▶ [REQUEST]:
Make an exact copy of the data below, leaving out every picture.

Extracts from a graphics dataset:

<<<<

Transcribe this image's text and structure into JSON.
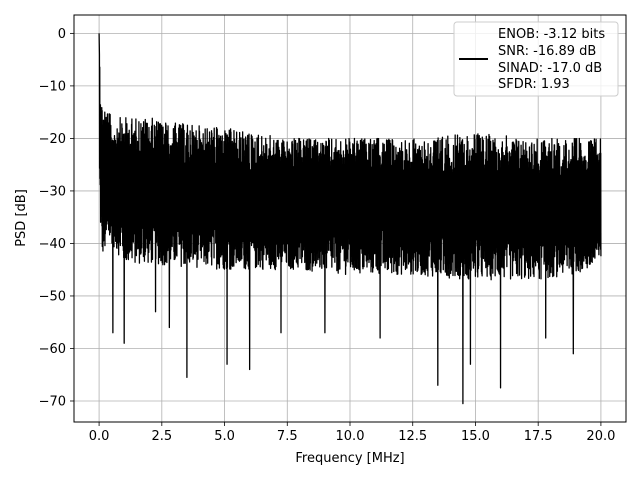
{
  "chart_data": {
    "type": "line",
    "title": "",
    "xlabel": "Frequency [MHz]",
    "ylabel": "PSD [dB]",
    "xlim": [
      -1.0,
      21.0
    ],
    "ylim": [
      -74.0,
      3.5
    ],
    "x_ticks": [
      0.0,
      2.5,
      5.0,
      7.5,
      10.0,
      12.5,
      15.0,
      17.5,
      20.0
    ],
    "x_tick_labels": [
      "0.0",
      "2.5",
      "5.0",
      "7.5",
      "10.0",
      "12.5",
      "15.0",
      "17.5",
      "20.0"
    ],
    "y_ticks": [
      0,
      -10,
      -20,
      -30,
      -40,
      -50,
      -60,
      -70
    ],
    "y_tick_labels": [
      "0",
      "−10",
      "−20",
      "−30",
      "−40",
      "−50",
      "−60",
      "−70"
    ],
    "grid": true,
    "legend": {
      "placement": "top-right",
      "entries": [
        "ENOB: -3.12 bits",
        "SNR: -16.89 dB",
        "SINAD: -17.0 dB",
        "SFDR: 1.93"
      ]
    },
    "series": [
      {
        "color": "#000000",
        "description": "noise-like PSD trace from 0 to 20 MHz",
        "peak": {
          "x": 0.0,
          "y": 0.0
        },
        "envelope_upper": [
          [
            0.0,
            0.0
          ],
          [
            0.1,
            -12
          ],
          [
            0.5,
            -16
          ],
          [
            1.0,
            -16
          ],
          [
            2.0,
            -16
          ],
          [
            3.0,
            -17
          ],
          [
            5.0,
            -18
          ],
          [
            7.5,
            -20
          ],
          [
            10.0,
            -20
          ],
          [
            12.5,
            -20
          ],
          [
            15.0,
            -19
          ],
          [
            17.5,
            -20
          ],
          [
            20.0,
            -20
          ]
        ],
        "envelope_lower": [
          [
            0.0,
            -30
          ],
          [
            0.1,
            -43
          ],
          [
            0.5,
            -40
          ],
          [
            1.0,
            -44
          ],
          [
            2.0,
            -44
          ],
          [
            5.0,
            -45
          ],
          [
            7.5,
            -45
          ],
          [
            10.0,
            -46
          ],
          [
            12.5,
            -46
          ],
          [
            15.0,
            -47
          ],
          [
            17.5,
            -47
          ],
          [
            20.0,
            -45
          ]
        ],
        "dips": [
          [
            0.55,
            -57
          ],
          [
            1.0,
            -59
          ],
          [
            2.25,
            -53
          ],
          [
            2.8,
            -56
          ],
          [
            3.5,
            -65.5
          ],
          [
            5.1,
            -63
          ],
          [
            6.0,
            -64
          ],
          [
            7.25,
            -57
          ],
          [
            9.0,
            -57
          ],
          [
            11.2,
            -58
          ],
          [
            13.5,
            -67
          ],
          [
            14.5,
            -70.5
          ],
          [
            14.8,
            -63
          ],
          [
            16.0,
            -67.5
          ],
          [
            17.8,
            -58
          ],
          [
            18.9,
            -61
          ]
        ]
      }
    ]
  }
}
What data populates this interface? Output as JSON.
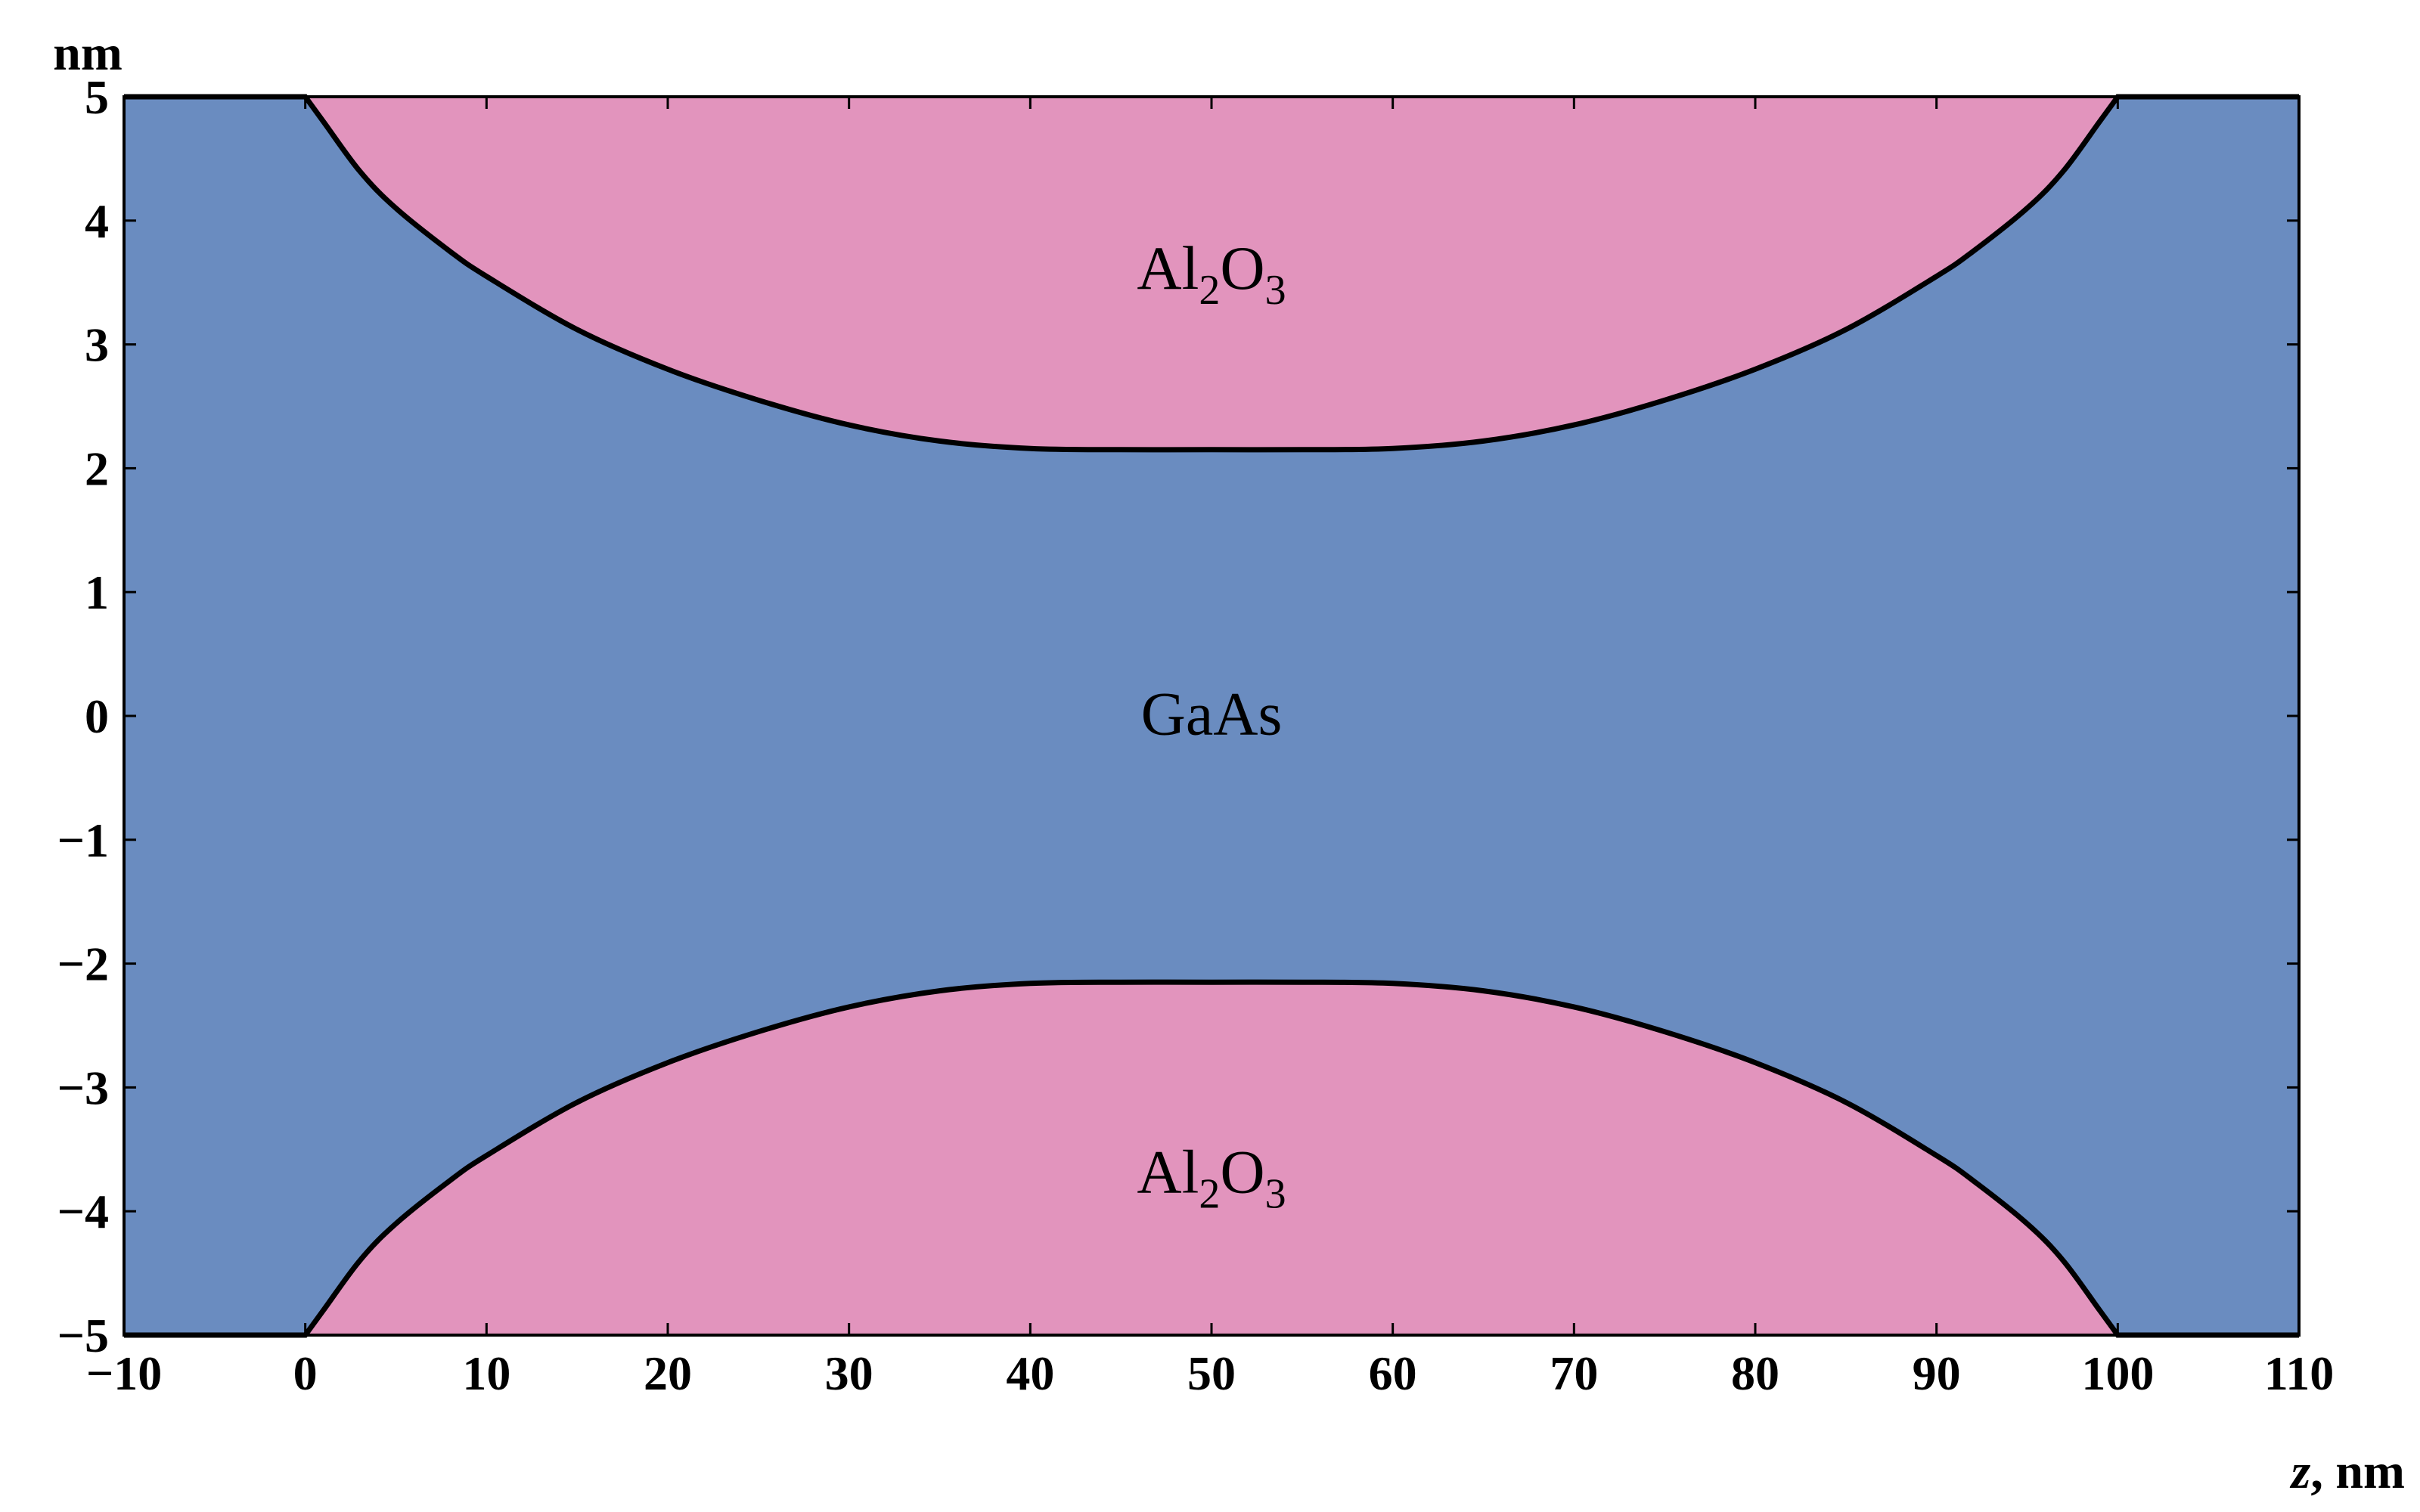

>>>>

▶ [WRITTEN RESPONSE]:
Transcribe this image's text and structure into JSON.
{
  "chart_data": {
    "type": "line",
    "title": "",
    "xlabel": "Frequency [MHz]",
    "ylabel": "PSD [dB]",
    "xlim": [
      -1.0,
      21.0
    ],
    "ylim": [
      -74.0,
      3.5
    ],
    "x_ticks": [
      0.0,
      2.5,
      5.0,
      7.5,
      10.0,
      12.5,
      15.0,
      17.5,
      20.0
    ],
    "x_tick_labels": [
      "0.0",
      "2.5",
      "5.0",
      "7.5",
      "10.0",
      "12.5",
      "15.0",
      "17.5",
      "20.0"
    ],
    "y_ticks": [
      0,
      -10,
      -20,
      -30,
      -40,
      -50,
      -60,
      -70
    ],
    "y_tick_labels": [
      "0",
      "−10",
      "−20",
      "−30",
      "−40",
      "−50",
      "−60",
      "−70"
    ],
    "grid": true,
    "legend": {
      "placement": "top-right",
      "entries": [
        "ENOB: -3.12 bits",
        "SNR: -16.89 dB",
        "SINAD: -17.0 dB",
        "SFDR: 1.93"
      ]
    },
    "series": [
      {
        "color": "#000000",
        "description": "noise-like PSD trace from 0 to 20 MHz",
        "peak": {
          "x": 0.0,
          "y": 0.0
        },
        "envelope_upper": [
          [
            0.0,
            0.0
          ],
          [
            0.1,
            -12
          ],
          [
            0.5,
            -16
          ],
          [
            1.0,
            -16
          ],
          [
            2.0,
            -16
          ],
          [
            3.0,
            -17
          ],
          [
            5.0,
            -18
          ],
          [
            7.5,
            -20
          ],
          [
            10.0,
            -20
          ],
          [
            12.5,
            -20
          ],
          [
            15.0,
            -19
          ],
          [
            17.5,
            -20
          ],
          [
            20.0,
            -20
          ]
        ],
        "envelope_lower": [
          [
            0.0,
            -30
          ],
          [
            0.1,
            -43
          ],
          [
            0.5,
            -40
          ],
          [
            1.0,
            -44
          ],
          [
            2.0,
            -44
          ],
          [
            5.0,
            -45
          ],
          [
            7.5,
            -45
          ],
          [
            10.0,
            -46
          ],
          [
            12.5,
            -46
          ],
          [
            15.0,
            -47
          ],
          [
            17.5,
            -47
          ],
          [
            20.0,
            -45
          ]
        ],
        "dips": [
          [
            0.55,
            -57
          ],
          [
            1.0,
            -59
          ],
          [
            2.25,
            -53
          ],
          [
            2.8,
            -56
          ],
          [
            3.5,
            -65.5
          ],
          [
            5.1,
            -63
          ],
          [
            6.0,
            -64
          ],
          [
            7.25,
            -57
          ],
          [
            9.0,
            -57
          ],
          [
            11.2,
            -58
          ],
          [
            13.5,
            -67
          ],
          [
            14.5,
            -70.5
          ],
          [
            14.8,
            -63
          ],
          [
            16.0,
            -67.5
          ],
          [
            17.8,
            -58
          ],
          [
            18.9,
            -61
          ]
        ]
      }
    ]
  }
}
What data populates this interface? Output as JSON.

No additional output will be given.